Tasks ::
1: In the biography of Mark Ortmann, which team signed him as an undrafted free agent after the 2010 NFL Draft?
2: Duplicate everything in the Mark Ortmann biography from "Early years" down to "in high school.".
3: Carry the Mark Ortmann biography forward from its final sentence.

Article ::
□ □ □

Mark William Ortmann (born June 24, 1986) is a former American football offensive tackle. He was signed by the Carolina Panthers as an undrafted free agent after the 2010 NFL Draft, and was waived two months later. He later signed with the Atlanta Falcons on August 23, 2010, but was waived on August 28.  He had previously played four years for the Michigan Wolverines football team, where he was a regular starter at offensive tackle as a redshirt junior and senior for the 2008 and 2009 teams.

Early years
In high school, Ortmann played both tight end and offensive tackle at Klein High School in Klein, Texas where he also threw the discus (he was district champion as a junior) and shot put.  Ranked as the number 43 offensive tackle in the nation and the number 90 player in the state of Texas according to rivals.com.  He was a member of the National Honor Society as well as the Latin National Honor Society in high school.

□ □ □

Provided records ::

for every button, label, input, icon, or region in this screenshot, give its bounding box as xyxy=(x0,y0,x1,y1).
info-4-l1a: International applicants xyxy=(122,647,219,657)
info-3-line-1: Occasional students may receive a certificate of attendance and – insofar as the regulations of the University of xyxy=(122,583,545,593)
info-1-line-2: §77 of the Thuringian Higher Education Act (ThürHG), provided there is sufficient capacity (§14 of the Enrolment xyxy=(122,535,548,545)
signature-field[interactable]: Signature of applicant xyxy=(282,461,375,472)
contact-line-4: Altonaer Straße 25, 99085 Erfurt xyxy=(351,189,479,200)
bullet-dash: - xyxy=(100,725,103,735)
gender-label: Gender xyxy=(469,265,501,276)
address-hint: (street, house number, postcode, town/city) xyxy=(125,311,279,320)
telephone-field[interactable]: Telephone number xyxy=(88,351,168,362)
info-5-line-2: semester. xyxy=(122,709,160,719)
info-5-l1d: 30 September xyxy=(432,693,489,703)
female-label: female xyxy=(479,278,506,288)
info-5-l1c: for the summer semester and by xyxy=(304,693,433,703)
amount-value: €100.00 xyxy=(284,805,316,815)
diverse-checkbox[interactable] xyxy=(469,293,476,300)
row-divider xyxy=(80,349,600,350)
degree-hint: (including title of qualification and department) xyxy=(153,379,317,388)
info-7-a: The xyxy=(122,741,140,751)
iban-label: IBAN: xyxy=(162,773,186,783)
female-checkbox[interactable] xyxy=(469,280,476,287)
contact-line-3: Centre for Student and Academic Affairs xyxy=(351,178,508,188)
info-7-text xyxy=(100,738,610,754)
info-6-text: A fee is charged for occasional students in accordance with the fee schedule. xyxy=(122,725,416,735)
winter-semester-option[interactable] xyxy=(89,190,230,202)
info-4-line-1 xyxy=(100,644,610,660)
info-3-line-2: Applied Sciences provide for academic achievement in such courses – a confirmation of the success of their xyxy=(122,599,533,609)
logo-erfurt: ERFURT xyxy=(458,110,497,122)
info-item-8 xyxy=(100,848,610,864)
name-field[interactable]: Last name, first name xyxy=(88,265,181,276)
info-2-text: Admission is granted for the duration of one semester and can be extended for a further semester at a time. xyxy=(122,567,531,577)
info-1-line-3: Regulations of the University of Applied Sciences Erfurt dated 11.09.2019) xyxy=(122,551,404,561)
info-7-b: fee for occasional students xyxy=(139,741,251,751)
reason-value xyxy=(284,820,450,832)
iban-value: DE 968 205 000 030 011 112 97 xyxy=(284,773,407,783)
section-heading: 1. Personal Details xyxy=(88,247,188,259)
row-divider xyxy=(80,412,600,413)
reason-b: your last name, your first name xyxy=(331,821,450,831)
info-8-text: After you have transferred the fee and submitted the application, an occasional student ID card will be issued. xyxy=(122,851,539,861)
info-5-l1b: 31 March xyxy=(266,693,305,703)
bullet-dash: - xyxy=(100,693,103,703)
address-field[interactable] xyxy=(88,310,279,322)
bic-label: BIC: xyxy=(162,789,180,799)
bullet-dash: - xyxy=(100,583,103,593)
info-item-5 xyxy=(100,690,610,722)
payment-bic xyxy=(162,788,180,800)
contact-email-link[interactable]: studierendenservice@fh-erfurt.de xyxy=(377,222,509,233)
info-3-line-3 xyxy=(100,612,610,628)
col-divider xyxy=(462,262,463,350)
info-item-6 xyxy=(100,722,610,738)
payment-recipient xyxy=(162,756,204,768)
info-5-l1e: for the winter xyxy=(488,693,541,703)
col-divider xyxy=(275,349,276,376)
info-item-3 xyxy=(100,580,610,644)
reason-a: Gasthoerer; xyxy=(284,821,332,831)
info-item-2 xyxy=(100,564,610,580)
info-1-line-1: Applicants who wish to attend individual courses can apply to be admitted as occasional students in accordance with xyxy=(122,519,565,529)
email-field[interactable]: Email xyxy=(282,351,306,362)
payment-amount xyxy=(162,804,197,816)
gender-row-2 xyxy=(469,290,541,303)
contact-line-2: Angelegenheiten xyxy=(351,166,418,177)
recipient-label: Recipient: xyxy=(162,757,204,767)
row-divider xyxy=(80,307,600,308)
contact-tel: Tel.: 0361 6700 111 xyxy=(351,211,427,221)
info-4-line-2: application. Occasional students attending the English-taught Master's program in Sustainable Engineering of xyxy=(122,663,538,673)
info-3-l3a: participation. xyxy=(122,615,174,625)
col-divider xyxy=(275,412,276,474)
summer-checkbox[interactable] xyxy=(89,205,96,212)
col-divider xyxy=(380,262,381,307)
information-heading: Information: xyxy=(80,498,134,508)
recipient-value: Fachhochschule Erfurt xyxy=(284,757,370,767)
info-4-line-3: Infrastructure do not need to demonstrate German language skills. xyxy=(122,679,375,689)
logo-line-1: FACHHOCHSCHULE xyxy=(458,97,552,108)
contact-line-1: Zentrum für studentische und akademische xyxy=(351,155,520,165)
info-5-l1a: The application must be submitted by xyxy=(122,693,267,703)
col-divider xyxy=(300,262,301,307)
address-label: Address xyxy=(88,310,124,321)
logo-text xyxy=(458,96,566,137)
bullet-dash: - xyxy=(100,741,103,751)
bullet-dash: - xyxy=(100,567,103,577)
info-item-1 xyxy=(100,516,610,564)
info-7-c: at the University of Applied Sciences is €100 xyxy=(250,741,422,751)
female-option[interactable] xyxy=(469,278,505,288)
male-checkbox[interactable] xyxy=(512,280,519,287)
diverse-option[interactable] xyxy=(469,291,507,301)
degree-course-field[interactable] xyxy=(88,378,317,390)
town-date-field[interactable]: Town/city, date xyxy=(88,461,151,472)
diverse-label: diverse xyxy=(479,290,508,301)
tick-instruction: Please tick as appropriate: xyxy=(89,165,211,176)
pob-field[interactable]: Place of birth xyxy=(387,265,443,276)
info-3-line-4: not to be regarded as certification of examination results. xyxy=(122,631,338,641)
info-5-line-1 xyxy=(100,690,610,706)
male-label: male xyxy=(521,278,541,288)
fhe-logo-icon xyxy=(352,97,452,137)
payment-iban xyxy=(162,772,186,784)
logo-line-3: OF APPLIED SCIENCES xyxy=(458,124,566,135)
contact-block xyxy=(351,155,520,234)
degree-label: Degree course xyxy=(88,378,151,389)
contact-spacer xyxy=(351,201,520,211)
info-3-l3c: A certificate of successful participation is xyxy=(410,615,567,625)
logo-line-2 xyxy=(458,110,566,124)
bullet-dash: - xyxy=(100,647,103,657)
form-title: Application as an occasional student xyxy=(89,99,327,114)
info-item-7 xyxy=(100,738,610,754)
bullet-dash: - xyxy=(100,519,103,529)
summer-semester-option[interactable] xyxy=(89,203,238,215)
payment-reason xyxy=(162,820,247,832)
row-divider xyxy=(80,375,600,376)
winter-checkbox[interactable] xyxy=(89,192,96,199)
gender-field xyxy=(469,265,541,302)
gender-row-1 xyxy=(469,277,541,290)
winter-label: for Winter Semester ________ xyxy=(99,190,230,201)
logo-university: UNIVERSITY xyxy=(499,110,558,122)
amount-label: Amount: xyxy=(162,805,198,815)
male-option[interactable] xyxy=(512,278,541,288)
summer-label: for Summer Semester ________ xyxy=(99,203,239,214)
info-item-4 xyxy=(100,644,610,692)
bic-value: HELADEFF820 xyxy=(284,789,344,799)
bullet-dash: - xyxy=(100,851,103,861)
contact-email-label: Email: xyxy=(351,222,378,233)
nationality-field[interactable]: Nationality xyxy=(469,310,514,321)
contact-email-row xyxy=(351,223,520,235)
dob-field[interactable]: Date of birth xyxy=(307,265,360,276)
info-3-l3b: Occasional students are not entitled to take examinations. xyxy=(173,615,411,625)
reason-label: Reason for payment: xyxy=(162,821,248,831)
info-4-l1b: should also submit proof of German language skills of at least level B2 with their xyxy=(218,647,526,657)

□ □ □

The answers ::
1: The Carolina Panthers.

2:
Early years
In high school, Ortmann played both tight end and offensive tackle at Klein High School in Klein, Texas where he also threw the discus (he was district champion as a junior) and shot put.  Ranked as the number 43 offensive tackle in the nation and the number 90 player in the state of Texas according to rivals.com.  He was a member of the National Honor Society as well as the Latin National Honor Society in high school.

3:
College career

At Michigan, he was a three-year letterman, playing in 36 career contests, starting in 25 career games: made 21 starts at left tackle, two at right tackle and two at left guard during his career. He was elected captain as a fifth-year senior. During the October 31, 2009 game against the Illinois Fighting Illini he was involved in controversy when a punch he threw to the groin of Corey Liuget who had recovered a fumble became a noted video on YouTube. The action was expected to result in a suspension. No suspension was served.  He served as co-captain with Brandon Graham, Zoltan Mesko and Stevie Brown. Following the season, he was a co-recipient, along with Stephen Schilling, of the  Hugh R. Rader Jr. Award as Michigan's top offensive linemen. As a senior, he represented Texas in the February 6, 2010 Texas vs. The Nation Game.

Professional career
Ortmann signed as an undrafted free agent with the Carolina Panthers on April 24, 2010, after going undrafted in the 2010 NFL Draft. He was waived on June 17, 2010. The New England Patriots worked Ortmann out on August 3, 2010. 
Ortmann signed as an undrafted free agent with the Atlanta Falcons on August 23, 2010, after Quinn Ojinnaka was traded to the New England Patriots.  He was waived by the team on August 28.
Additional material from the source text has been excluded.